§ **Required task**
The entries that follow should be written out exactly.

§ **Exercise input**
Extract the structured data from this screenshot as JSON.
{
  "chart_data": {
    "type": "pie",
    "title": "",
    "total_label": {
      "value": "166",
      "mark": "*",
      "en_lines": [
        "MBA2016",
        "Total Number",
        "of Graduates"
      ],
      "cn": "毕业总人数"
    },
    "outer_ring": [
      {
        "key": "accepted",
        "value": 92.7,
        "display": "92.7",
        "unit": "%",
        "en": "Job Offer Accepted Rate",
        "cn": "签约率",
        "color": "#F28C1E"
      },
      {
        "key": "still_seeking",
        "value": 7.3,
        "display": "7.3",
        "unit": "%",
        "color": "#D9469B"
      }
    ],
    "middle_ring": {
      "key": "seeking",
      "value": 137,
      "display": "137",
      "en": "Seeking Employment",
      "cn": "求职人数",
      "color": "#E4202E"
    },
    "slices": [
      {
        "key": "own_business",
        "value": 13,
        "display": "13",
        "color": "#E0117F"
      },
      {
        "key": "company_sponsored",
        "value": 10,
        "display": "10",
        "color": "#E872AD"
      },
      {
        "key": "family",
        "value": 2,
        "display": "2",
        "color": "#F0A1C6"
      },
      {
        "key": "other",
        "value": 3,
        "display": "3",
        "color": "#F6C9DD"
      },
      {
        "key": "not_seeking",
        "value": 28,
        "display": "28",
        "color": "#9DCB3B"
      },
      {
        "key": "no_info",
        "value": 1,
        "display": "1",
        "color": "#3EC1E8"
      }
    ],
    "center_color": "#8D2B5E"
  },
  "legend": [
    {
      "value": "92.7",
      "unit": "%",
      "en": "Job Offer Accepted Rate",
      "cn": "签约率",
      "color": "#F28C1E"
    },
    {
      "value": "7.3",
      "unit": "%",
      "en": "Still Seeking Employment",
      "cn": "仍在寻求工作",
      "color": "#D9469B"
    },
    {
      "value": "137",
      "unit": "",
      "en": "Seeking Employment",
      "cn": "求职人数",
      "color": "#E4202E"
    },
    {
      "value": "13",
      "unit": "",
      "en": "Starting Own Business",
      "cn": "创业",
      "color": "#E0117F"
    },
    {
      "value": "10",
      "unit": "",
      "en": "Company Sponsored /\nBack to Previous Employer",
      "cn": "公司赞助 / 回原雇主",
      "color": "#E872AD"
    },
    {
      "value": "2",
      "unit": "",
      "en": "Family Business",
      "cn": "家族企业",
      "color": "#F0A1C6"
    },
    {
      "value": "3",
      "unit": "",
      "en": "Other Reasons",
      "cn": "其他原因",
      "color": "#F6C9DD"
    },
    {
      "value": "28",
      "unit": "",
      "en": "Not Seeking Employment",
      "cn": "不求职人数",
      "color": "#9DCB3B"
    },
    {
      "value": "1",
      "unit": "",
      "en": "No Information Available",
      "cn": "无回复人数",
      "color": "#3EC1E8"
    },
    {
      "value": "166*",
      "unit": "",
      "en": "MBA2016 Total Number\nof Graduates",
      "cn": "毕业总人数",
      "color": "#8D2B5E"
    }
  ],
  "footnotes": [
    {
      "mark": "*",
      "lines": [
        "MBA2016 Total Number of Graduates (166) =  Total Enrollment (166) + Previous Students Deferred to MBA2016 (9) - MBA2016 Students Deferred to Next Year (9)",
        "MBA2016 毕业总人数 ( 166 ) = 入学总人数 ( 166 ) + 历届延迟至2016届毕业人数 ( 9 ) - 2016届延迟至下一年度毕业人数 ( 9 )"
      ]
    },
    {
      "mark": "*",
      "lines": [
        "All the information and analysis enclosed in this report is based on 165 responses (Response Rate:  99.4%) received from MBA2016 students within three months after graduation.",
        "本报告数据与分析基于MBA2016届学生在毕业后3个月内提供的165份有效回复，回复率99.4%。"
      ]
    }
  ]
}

§ **Problem solution**
Extract the structured data from this screenshot as JSON.
{
  "chart_data": {
    "type": "pie",
    "title": "",
    "total_label": {
      "value": "166",
      "mark": "*",
      "en_lines": [
        "MBA2016",
        "Total Number",
        "of Graduates"
      ],
      "cn": "毕业总人数"
    },
    "outer_ring": [
      {
        "key": "accepted",
        "value": 92.7,
        "display": "92.7",
        "unit": "%",
        "en": "Job Offer Accepted Rate",
        "cn": "签约率",
        "color": "#F28C1E"
      },
      {
        "key": "still_seeking",
        "value": 7.3,
        "display": "7.3",
        "unit": "%",
        "color": "#D9469B"
      }
    ],
    "middle_ring": {
      "key": "seeking",
      "value": 137,
      "display": "137",
      "en": "Seeking Employment",
      "cn": "求职人数",
      "color": "#E4202E"
    },
    "slices": [
      {
        "key": "own_business",
        "value": 13,
        "display": "13",
        "color": "#E0117F"
      },
      {
        "key": "company_sponsored",
        "value": 10,
        "display": "10",
        "color": "#E872AD"
      },
      {
        "key": "family",
        "value": 2,
        "display": "2",
        "color": "#F0A1C6"
      },
      {
        "key": "other",
        "value": 3,
        "display": "3",
        "color": "#F6C9DD"
      },
      {
        "key": "not_seeking",
        "value": 28,
        "display": "28",
        "color": "#9DCB3B"
      },
      {
        "key": "no_info",
        "value": 1,
        "display": "1",
        "color": "#3EC1E8"
      }
    ],
    "center_color": "#8D2B5E"
  },
  "legend": [
    {
      "value": "92.7",
      "unit": "%",
      "en": "Job Offer Accepted Rate",
      "cn": "签约率",
      "color": "#F28C1E"
    },
    {
      "value": "7.3",
      "unit": "%",
      "en": "Still Seeking Employment",
      "cn": "仍在寻求工作",
      "color": "#D9469B"
    },
    {
      "value": "137",
      "unit": "",
      "en": "Seeking Employment",
      "cn": "求职人数",
      "color": "#E4202E"
    },
    {
      "value": "13",
      "unit": "",
      "en": "Starting Own Business",
      "cn": "创业",
      "color": "#E0117F"
    },
    {
      "value": "10",
      "unit": "",
      "en": "Company Sponsored /\nBack to Previous Employer",
      "cn": "公司赞助 / 回原雇主",
      "color": "#E872AD"
    },
    {
      "value": "2",
      "unit": "",
      "en": "Family Business",
      "cn": "家族企业",
      "color": "#F0A1C6"
    },
    {
      "value": "3",
      "unit": "",
      "en": "Other Reasons",
      "cn": "其他原因",
      "color": "#F6C9DD"
    },
    {
      "value": "28",
      "unit": "",
      "en": "Not Seeking Employment",
      "cn": "不求职人数",
      "color": "#9DCB3B"
    },
    {
      "value": "1",
      "unit": "",
      "en": "No Information Available",
      "cn": "无回复人数",
      "color": "#3EC1E8"
    },
    {
      "value": "166*",
      "unit": "",
      "en": "MBA2016 Total Number\nof Graduates",
      "cn": "毕业总人数",
      "color": "#8D2B5E"
    }
  ],
  "footnotes": [
    {
      "mark": "*",
      "lines": [
        "MBA2016 Total Number of Graduates (166) =  Total Enrollment (166) + Previous Students Deferred to MBA2016 (9) - MBA2016 Students Deferred to Next Year (9)",
        "MBA2016 毕业总人数 ( 166 ) = 入学总人数 ( 166 ) + 历届延迟至2016届毕业人数 ( 9 ) - 2016届延迟至下一年度毕业人数 ( 9 )"
      ]
    },
    {
      "mark": "*",
      "lines": [
        "All the information and analysis enclosed in this report is based on 165 responses (Response Rate:  99.4%) received from MBA2016 students within three months after graduation.",
        "本报告数据与分析基于MBA2016届学生在毕业后3个月内提供的165份有效回复，回复率99.4%。"
      ]
    }
  ]
}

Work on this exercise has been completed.